§ Written problem: Extract the material line for line, starting with its very first line and stopping after the line that contains "bar-north-america-group-2 — [323, 208, 382, 341]", with both of those lines included.

§ Provided data:

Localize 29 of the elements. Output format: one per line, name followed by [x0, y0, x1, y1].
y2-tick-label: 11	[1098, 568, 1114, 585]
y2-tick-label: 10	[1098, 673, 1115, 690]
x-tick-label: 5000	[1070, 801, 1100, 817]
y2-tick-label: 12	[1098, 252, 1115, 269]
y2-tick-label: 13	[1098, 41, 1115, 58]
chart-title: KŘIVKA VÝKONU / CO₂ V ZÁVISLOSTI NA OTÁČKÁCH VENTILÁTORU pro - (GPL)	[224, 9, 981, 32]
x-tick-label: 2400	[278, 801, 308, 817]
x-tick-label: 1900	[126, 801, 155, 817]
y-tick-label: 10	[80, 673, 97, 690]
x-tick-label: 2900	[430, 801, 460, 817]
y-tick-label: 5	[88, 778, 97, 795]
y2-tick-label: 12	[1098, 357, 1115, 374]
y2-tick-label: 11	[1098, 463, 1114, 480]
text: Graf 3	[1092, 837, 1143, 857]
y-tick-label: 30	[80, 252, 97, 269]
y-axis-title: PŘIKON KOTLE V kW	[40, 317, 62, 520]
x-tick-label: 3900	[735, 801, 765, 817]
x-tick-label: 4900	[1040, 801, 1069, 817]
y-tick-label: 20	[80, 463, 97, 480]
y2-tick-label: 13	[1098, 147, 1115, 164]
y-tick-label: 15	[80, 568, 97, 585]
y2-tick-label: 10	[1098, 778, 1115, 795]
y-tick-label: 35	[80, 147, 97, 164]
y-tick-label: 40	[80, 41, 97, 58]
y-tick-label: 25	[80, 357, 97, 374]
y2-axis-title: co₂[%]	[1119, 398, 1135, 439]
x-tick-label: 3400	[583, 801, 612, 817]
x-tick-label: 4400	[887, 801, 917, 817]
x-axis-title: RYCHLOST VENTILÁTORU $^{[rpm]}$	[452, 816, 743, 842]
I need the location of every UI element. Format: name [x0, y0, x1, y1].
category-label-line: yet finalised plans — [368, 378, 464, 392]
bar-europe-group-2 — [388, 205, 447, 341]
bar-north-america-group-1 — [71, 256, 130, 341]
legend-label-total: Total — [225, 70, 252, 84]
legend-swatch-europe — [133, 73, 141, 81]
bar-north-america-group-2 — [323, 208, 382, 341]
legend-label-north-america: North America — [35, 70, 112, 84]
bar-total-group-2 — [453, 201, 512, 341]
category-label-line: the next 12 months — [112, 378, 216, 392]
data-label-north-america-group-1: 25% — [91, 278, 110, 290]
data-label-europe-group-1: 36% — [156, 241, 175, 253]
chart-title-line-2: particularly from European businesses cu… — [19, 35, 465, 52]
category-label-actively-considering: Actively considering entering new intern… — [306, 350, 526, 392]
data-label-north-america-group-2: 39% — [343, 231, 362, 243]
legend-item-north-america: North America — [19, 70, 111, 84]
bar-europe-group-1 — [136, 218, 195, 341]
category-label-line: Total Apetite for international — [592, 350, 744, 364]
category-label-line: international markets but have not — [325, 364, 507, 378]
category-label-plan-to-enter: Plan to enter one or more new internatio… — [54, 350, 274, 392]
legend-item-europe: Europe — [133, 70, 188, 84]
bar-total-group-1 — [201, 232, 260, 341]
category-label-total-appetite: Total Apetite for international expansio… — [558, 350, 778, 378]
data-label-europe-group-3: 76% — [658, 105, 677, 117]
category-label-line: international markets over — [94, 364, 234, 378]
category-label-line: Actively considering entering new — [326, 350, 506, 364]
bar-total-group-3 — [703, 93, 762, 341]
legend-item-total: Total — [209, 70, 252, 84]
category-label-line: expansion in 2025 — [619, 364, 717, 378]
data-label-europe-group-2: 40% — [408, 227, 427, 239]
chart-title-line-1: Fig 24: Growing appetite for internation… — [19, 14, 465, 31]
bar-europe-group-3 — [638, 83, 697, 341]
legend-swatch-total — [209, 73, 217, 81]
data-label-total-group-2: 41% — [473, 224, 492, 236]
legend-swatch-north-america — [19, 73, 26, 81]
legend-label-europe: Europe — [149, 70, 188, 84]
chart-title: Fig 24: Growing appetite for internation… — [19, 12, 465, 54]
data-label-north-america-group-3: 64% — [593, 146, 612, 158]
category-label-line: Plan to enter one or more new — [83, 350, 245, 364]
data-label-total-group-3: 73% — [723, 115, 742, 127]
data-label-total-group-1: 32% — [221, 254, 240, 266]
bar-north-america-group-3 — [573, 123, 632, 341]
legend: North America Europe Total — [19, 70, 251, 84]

§ Task answer:
Localize 29 of the elements. Output format: one per line, name followed by [x0, y0, x1, y1].
y2-tick-label: 11	[1098, 568, 1114, 585]
y2-tick-label: 10	[1098, 673, 1115, 690]
x-tick-label: 5000	[1070, 801, 1100, 817]
y2-tick-label: 12	[1098, 252, 1115, 269]
y2-tick-label: 13	[1098, 41, 1115, 58]
chart-title: KŘIVKA VÝKONU / CO₂ V ZÁVISLOSTI NA OTÁČKÁCH VENTILÁTORU pro - (GPL)	[224, 9, 981, 32]
x-tick-label: 2400	[278, 801, 308, 817]
x-tick-label: 1900	[126, 801, 155, 817]
y-tick-label: 10	[80, 673, 97, 690]
x-tick-label: 2900	[430, 801, 460, 817]
y-tick-label: 5	[88, 778, 97, 795]
y2-tick-label: 12	[1098, 357, 1115, 374]
y2-tick-label: 11	[1098, 463, 1114, 480]
text: Graf 3	[1092, 837, 1143, 857]
y-tick-label: 30	[80, 252, 97, 269]
y-axis-title: PŘIKON KOTLE V kW	[40, 317, 62, 520]
x-tick-label: 3900	[735, 801, 765, 817]
x-tick-label: 4900	[1040, 801, 1069, 817]
y-tick-label: 20	[80, 463, 97, 480]
y2-tick-label: 13	[1098, 147, 1115, 164]
y-tick-label: 15	[80, 568, 97, 585]
y2-tick-label: 10	[1098, 778, 1115, 795]
y-tick-label: 35	[80, 147, 97, 164]
y-tick-label: 40	[80, 41, 97, 58]
y-tick-label: 25	[80, 357, 97, 374]
y2-axis-title: co₂[%]	[1119, 398, 1135, 439]
x-tick-label: 3400	[583, 801, 612, 817]
x-tick-label: 4400	[887, 801, 917, 817]
x-axis-title: RYCHLOST VENTILÁTORU $^{[rpm]}$	[452, 816, 743, 842]
I need the location of every UI element. Format: name [x0, y0, x1, y1].
category-label-line: yet finalised plans — [368, 378, 464, 392]
bar-europe-group-2 — [388, 205, 447, 341]
bar-north-america-group-1 — [71, 256, 130, 341]
legend-label-total: Total — [225, 70, 252, 84]
legend-swatch-europe — [133, 73, 141, 81]
bar-north-america-group-2 — [323, 208, 382, 341]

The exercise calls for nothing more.